> **Record excerpts**:
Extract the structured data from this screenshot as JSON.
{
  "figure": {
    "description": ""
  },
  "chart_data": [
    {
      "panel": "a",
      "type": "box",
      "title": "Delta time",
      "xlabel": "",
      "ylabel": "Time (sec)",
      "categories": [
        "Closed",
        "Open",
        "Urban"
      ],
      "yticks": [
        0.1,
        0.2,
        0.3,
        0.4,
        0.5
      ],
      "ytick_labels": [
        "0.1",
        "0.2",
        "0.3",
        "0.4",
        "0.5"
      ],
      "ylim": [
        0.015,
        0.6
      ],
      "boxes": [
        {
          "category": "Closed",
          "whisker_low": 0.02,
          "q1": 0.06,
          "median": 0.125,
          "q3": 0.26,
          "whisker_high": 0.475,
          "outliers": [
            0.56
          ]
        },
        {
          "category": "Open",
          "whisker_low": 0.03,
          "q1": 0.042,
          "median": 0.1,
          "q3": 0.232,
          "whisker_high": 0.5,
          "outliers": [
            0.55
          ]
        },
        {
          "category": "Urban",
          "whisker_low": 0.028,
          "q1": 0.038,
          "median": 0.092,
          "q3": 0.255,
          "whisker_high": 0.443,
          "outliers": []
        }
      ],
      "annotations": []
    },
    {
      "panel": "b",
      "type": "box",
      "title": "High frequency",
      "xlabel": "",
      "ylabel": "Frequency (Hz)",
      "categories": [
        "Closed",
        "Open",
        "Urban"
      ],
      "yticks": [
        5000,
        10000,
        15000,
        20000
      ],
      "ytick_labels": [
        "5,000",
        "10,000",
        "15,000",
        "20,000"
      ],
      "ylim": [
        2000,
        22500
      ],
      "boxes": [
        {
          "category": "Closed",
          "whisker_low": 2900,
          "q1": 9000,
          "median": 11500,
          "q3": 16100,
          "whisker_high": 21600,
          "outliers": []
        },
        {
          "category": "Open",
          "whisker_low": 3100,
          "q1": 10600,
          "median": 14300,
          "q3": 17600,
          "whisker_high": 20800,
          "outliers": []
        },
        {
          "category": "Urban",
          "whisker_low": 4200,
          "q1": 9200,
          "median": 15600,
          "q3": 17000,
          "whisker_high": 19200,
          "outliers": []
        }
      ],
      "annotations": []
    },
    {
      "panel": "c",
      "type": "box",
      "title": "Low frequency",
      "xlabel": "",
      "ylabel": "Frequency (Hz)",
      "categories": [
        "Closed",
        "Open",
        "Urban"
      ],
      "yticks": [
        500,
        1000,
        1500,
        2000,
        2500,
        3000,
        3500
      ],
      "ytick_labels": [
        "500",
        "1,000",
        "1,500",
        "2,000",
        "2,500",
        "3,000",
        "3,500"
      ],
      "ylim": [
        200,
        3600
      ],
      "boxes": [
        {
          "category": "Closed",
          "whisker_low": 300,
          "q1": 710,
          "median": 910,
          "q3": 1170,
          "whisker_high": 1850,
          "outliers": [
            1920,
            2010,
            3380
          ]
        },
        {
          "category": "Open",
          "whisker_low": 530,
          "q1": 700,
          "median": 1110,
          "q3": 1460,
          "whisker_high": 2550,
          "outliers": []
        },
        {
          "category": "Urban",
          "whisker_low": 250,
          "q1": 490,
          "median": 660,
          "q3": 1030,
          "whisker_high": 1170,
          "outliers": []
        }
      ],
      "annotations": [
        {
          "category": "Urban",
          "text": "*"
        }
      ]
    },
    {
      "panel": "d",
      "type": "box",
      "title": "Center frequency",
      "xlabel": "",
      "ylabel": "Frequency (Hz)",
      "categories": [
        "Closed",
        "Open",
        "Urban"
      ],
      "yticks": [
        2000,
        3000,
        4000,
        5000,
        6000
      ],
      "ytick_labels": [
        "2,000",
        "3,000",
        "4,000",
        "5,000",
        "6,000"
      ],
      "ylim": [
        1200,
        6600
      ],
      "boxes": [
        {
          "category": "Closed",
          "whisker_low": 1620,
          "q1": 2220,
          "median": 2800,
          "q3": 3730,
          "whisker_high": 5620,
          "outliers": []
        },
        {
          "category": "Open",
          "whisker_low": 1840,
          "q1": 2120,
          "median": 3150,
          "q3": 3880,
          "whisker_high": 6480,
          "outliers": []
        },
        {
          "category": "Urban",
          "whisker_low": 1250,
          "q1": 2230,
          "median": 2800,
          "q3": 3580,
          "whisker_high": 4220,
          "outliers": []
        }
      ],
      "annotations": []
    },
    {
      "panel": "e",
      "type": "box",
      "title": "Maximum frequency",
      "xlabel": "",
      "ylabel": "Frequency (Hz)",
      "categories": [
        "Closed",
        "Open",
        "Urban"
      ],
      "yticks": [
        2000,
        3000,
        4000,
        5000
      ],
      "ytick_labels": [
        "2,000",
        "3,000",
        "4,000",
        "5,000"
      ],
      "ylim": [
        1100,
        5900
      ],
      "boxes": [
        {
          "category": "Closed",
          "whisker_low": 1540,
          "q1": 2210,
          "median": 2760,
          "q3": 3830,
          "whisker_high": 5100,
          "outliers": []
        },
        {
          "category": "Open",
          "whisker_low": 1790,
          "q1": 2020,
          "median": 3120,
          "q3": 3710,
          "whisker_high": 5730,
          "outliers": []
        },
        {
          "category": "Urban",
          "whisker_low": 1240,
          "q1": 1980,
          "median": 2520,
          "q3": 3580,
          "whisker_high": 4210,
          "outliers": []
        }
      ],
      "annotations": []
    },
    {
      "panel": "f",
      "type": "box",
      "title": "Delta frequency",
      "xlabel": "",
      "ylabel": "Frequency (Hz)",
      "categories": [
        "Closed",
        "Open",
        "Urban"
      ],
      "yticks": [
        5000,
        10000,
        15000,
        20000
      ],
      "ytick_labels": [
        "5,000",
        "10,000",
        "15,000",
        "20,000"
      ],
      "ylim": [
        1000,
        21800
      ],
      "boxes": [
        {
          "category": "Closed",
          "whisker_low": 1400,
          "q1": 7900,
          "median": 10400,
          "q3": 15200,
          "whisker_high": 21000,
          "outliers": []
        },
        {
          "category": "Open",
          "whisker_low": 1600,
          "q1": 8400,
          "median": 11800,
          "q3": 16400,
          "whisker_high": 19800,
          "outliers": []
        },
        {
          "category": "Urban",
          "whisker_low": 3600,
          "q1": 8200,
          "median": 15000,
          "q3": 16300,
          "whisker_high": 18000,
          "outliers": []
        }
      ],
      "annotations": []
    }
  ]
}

> **Challenge**: Output the full listing exactly as it stands.

> **Response for this exercise**:
Extract the structured data from this screenshot as JSON.
{
  "figure": {
    "description": ""
  },
  "chart_data": [
    {
      "panel": "a",
      "type": "box",
      "title": "Delta time",
      "xlabel": "",
      "ylabel": "Time (sec)",
      "categories": [
        "Closed",
        "Open",
        "Urban"
      ],
      "yticks": [
        0.1,
        0.2,
        0.3,
        0.4,
        0.5
      ],
      "ytick_labels": [
        "0.1",
        "0.2",
        "0.3",
        "0.4",
        "0.5"
      ],
      "ylim": [
        0.015,
        0.6
      ],
      "boxes": [
        {
          "category": "Closed",
          "whisker_low": 0.02,
          "q1": 0.06,
          "median": 0.125,
          "q3": 0.26,
          "whisker_high": 0.475,
          "outliers": [
            0.56
          ]
        },
        {
          "category": "Open",
          "whisker_low": 0.03,
          "q1": 0.042,
          "median": 0.1,
          "q3": 0.232,
          "whisker_high": 0.5,
          "outliers": [
            0.55
          ]
        },
        {
          "category": "Urban",
          "whisker_low": 0.028,
          "q1": 0.038,
          "median": 0.092,
          "q3": 0.255,
          "whisker_high": 0.443,
          "outliers": []
        }
      ],
      "annotations": []
    },
    {
      "panel": "b",
      "type": "box",
      "title": "High frequency",
      "xlabel": "",
      "ylabel": "Frequency (Hz)",
      "categories": [
        "Closed",
        "Open",
        "Urban"
      ],
      "yticks": [
        5000,
        10000,
        15000,
        20000
      ],
      "ytick_labels": [
        "5,000",
        "10,000",
        "15,000",
        "20,000"
      ],
      "ylim": [
        2000,
        22500
      ],
      "boxes": [
        {
          "category": "Closed",
          "whisker_low": 2900,
          "q1": 9000,
          "median": 11500,
          "q3": 16100,
          "whisker_high": 21600,
          "outliers": []
        },
        {
          "category": "Open",
          "whisker_low": 3100,
          "q1": 10600,
          "median": 14300,
          "q3": 17600,
          "whisker_high": 20800,
          "outliers": []
        },
        {
          "category": "Urban",
          "whisker_low": 4200,
          "q1": 9200,
          "median": 15600,
          "q3": 17000,
          "whisker_high": 19200,
          "outliers": []
        }
      ],
      "annotations": []
    },
    {
      "panel": "c",
      "type": "box",
      "title": "Low frequency",
      "xlabel": "",
      "ylabel": "Frequency (Hz)",
      "categories": [
        "Closed",
        "Open",
        "Urban"
      ],
      "yticks": [
        500,
        1000,
        1500,
        2000,
        2500,
        3000,
        3500
      ],
      "ytick_labels": [
        "500",
        "1,000",
        "1,500",
        "2,000",
        "2,500",
        "3,000",
        "3,500"
      ],
      "ylim": [
        200,
        3600
      ],
      "boxes": [
        {
          "category": "Closed",
          "whisker_low": 300,
          "q1": 710,
          "median": 910,
          "q3": 1170,
          "whisker_high": 1850,
          "outliers": [
            1920,
            2010,
            3380
          ]
        },
        {
          "category": "Open",
          "whisker_low": 530,
          "q1": 700,
          "median": 1110,
          "q3": 1460,
          "whisker_high": 2550,
          "outliers": []
        },
        {
          "category": "Urban",
          "whisker_low": 250,
          "q1": 490,
          "median": 660,
          "q3": 1030,
          "whisker_high": 1170,
          "outliers": []
        }
      ],
      "annotations": [
        {
          "category": "Urban",
          "text": "*"
        }
      ]
    },
    {
      "panel": "d",
      "type": "box",
      "title": "Center frequency",
      "xlabel": "",
      "ylabel": "Frequency (Hz)",
      "categories": [
        "Closed",
        "Open",
        "Urban"
      ],
      "yticks": [
        2000,
        3000,
        4000,
        5000,
        6000
      ],
      "ytick_labels": [
        "2,000",
        "3,000",
        "4,000",
        "5,000",
        "6,000"
      ],
      "ylim": [
        1200,
        6600
      ],
      "boxes": [
        {
          "category": "Closed",
          "whisker_low": 1620,
          "q1": 2220,
          "median": 2800,
          "q3": 3730,
          "whisker_high": 5620,
          "outliers": []
        },
        {
          "category": "Open",
          "whisker_low": 1840,
          "q1": 2120,
          "median": 3150,
          "q3": 3880,
          "whisker_high": 6480,
          "outliers": []
        },
        {
          "category": "Urban",
          "whisker_low": 1250,
          "q1": 2230,
          "median": 2800,
          "q3": 3580,
          "whisker_high": 4220,
          "outliers": []
        }
      ],
      "annotations": []
    },
    {
      "panel": "e",
      "type": "box",
      "title": "Maximum frequency",
      "xlabel": "",
      "ylabel": "Frequency (Hz)",
      "categories": [
        "Closed",
        "Open",
        "Urban"
      ],
      "yticks": [
        2000,
        3000,
        4000,
        5000
      ],
      "ytick_labels": [
        "2,000",
        "3,000",
        "4,000",
        "5,000"
      ],
      "ylim": [
        1100,
        5900
      ],
      "boxes": [
        {
          "category": "Closed",
          "whisker_low": 1540,
          "q1": 2210,
          "median": 2760,
          "q3": 3830,
          "whisker_high": 5100,
          "outliers": []
        },
        {
          "category": "Open",
          "whisker_low": 1790,
          "q1": 2020,
          "median": 3120,
          "q3": 3710,
          "whisker_high": 5730,
          "outliers": []
        },
        {
          "category": "Urban",
          "whisker_low": 1240,
          "q1": 1980,
          "median": 2520,
          "q3": 3580,
          "whisker_high": 4210,
          "outliers": []
        }
      ],
      "annotations": []
    },
    {
      "panel": "f",
      "type": "box",
      "title": "Delta frequency",
      "xlabel": "",
      "ylabel": "Frequency (Hz)",
      "categories": [
        "Closed",
        "Open",
        "Urban"
      ],
      "yticks": [
        5000,
        10000,
        15000,
        20000
      ],
      "ytick_labels": [
        "5,000",
        "10,000",
        "15,000",
        "20,000"
      ],
      "ylim": [
        1000,
        21800
      ],
      "boxes": [
        {
          "category": "Closed",
          "whisker_low": 1400,
          "q1": 7900,
          "median": 10400,
          "q3": 15200,
          "whisker_high": 21000,
          "outliers": []
        },
        {
          "category": "Open",
          "whisker_low": 1600,
          "q1": 8400,
          "median": 11800,
          "q3": 16400,
          "whisker_high": 19800,
          "outliers": []
        },
        {
          "category": "Urban",
          "whisker_low": 3600,
          "q1": 8200,
          "median": 15000,
          "q3": 16300,
          "whisker_high": 18000,
          "outliers": []
        }
      ],
      "annotations": []
    }
  ]
}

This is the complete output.